TASK INSTRUCTIONS
Pull out all lines from the listing below in which the word "신년교례회" appears.

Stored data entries
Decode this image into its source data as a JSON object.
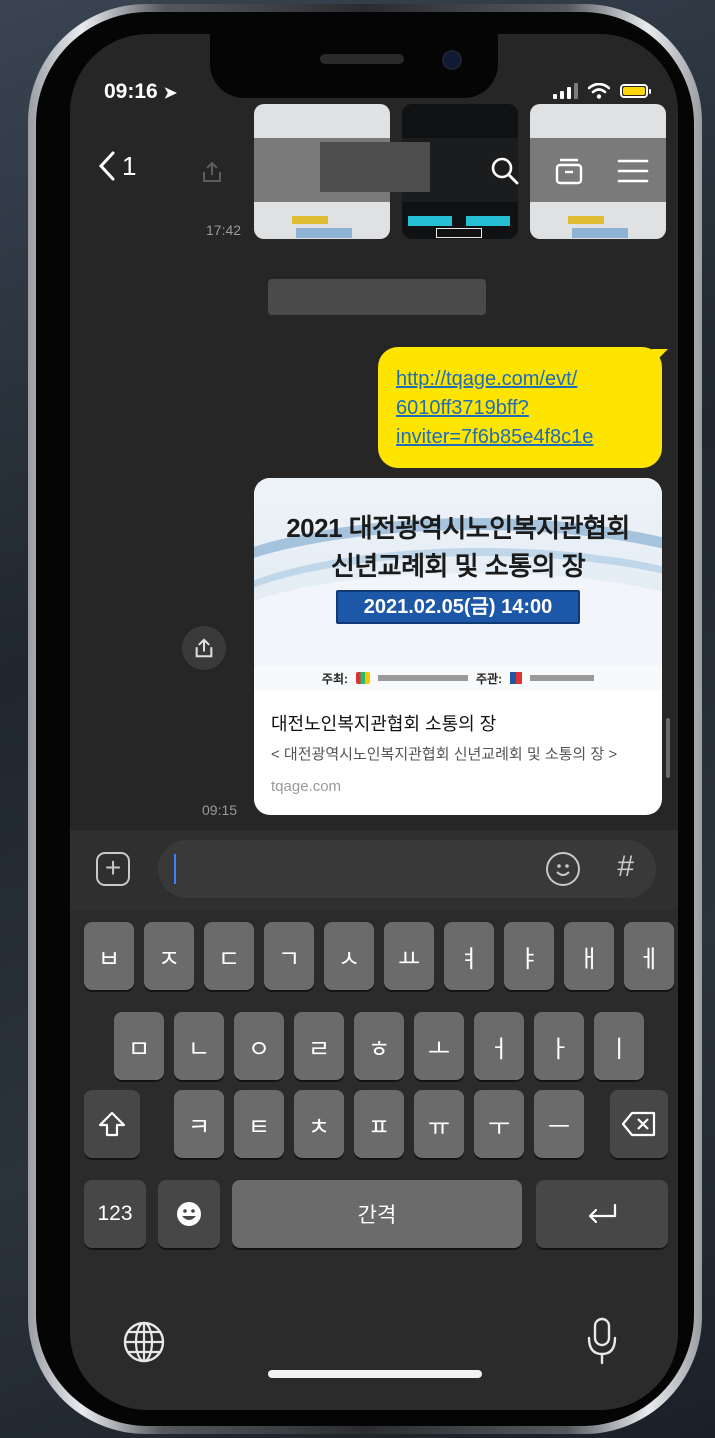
{
  "status": {
    "time": "09:16",
    "battery_color": "#ffd60a"
  },
  "nav": {
    "back_count": "1"
  },
  "thumb_time": "17:42",
  "message": {
    "lines": [
      "http://tqage.com/evt/",
      "6010ff3719bff?",
      "inviter=7f6b85e4f8c1e"
    ],
    "bubble_color": "#fee500"
  },
  "card": {
    "banner_line1": "2021 대전광역시노인복지관협회",
    "banner_line2": "신년교례회 및 소통의 장",
    "banner_date": "2021.02.05(금) 14:00",
    "host_label": "주최:",
    "org_label": "주관:",
    "title": "대전노인복지관협회 소통의 장",
    "description": "< 대전광역시노인복지관협회 신년교례회 및 소통의 장 >",
    "domain": "tqage.com",
    "time": "09:15"
  },
  "input": {
    "hash_label": "#"
  },
  "keyboard": {
    "row1": [
      "ㅂ",
      "ㅈ",
      "ㄷ",
      "ㄱ",
      "ㅅ",
      "ㅛ",
      "ㅕ",
      "ㅑ",
      "ㅐ",
      "ㅔ"
    ],
    "row2": [
      "ㅁ",
      "ㄴ",
      "ㅇ",
      "ㄹ",
      "ㅎ",
      "ㅗ",
      "ㅓ",
      "ㅏ",
      "ㅣ"
    ],
    "row3": [
      "ㅋ",
      "ㅌ",
      "ㅊ",
      "ㅍ",
      "ㅠ",
      "ㅜ",
      "ㅡ"
    ],
    "numbers_label": "123",
    "space_label": "간격"
  }
}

RESULT FOR THIS TASK
    "banner_line2": "신년교례회 및 소통의 장",
    "description": "< 대전광역시노인복지관협회 신년교례회 및 소통의 장 >",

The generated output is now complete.